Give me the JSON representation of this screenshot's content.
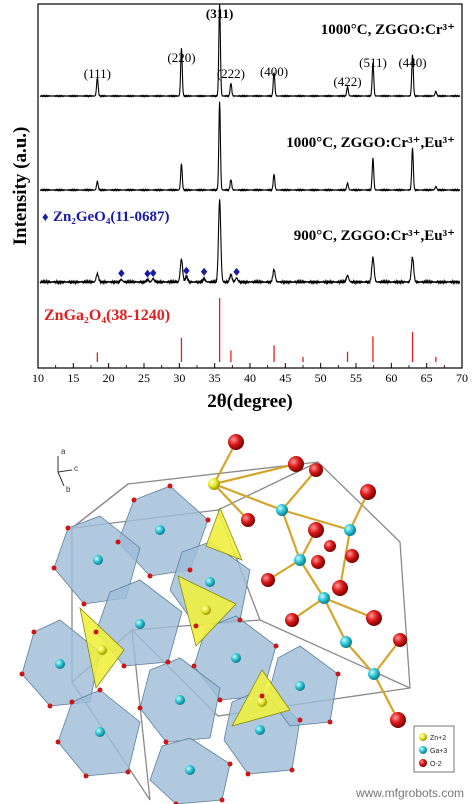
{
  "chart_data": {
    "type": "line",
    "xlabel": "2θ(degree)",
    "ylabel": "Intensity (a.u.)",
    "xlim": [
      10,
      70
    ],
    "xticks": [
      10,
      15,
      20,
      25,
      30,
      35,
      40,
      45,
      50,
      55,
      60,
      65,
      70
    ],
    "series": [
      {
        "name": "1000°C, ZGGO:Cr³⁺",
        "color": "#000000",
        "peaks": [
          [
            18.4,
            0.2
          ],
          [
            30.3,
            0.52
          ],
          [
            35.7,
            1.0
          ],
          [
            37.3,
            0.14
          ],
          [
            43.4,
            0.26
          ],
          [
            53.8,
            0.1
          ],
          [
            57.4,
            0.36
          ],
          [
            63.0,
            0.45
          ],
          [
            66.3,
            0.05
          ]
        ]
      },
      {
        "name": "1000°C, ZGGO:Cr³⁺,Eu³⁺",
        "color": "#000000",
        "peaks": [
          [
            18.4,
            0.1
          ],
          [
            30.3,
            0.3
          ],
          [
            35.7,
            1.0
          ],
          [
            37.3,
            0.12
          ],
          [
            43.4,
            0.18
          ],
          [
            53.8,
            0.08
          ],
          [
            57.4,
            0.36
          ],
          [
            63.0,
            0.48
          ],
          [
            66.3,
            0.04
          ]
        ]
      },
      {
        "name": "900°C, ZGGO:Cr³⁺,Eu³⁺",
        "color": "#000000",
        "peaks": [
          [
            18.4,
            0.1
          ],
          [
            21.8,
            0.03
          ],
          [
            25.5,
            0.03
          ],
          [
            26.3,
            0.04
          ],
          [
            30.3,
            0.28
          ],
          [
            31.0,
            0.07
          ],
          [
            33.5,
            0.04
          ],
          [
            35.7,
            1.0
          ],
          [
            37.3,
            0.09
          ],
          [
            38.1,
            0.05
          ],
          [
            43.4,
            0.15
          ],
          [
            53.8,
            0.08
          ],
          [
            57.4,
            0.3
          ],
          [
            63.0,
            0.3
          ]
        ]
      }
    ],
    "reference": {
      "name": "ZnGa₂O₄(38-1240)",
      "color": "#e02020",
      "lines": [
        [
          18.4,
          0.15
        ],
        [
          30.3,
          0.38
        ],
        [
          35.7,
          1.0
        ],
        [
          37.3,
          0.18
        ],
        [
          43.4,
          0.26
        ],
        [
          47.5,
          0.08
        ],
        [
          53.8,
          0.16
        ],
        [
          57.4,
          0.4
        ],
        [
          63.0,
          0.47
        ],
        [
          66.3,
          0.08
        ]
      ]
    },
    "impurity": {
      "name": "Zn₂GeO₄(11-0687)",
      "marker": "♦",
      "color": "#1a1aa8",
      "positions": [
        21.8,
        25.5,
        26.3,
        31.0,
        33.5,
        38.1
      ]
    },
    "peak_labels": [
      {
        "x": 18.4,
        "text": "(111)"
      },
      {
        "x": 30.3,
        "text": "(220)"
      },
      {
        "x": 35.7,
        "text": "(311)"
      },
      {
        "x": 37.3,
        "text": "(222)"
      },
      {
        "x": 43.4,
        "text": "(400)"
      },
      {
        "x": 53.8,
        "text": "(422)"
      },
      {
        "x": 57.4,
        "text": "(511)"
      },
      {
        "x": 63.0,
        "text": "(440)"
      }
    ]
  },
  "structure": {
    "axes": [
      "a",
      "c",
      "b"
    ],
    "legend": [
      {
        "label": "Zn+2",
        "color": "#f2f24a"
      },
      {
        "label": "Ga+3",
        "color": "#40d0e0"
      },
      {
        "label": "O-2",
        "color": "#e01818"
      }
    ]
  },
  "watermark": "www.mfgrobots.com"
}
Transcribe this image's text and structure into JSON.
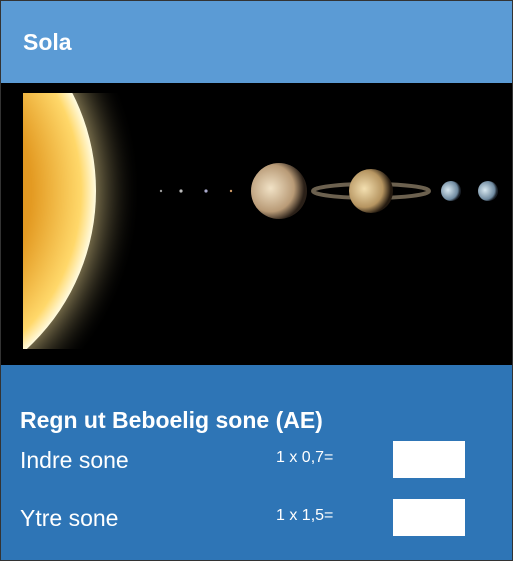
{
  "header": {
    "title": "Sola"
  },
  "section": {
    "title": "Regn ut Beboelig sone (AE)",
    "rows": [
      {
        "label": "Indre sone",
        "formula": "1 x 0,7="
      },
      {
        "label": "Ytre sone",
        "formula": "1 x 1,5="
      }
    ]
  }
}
* * * * * * *
### WHAT THE EXERCISE ASKS
From the records above, report the count of lines containing "this" and nothing more.

### TASK SOLUTION
2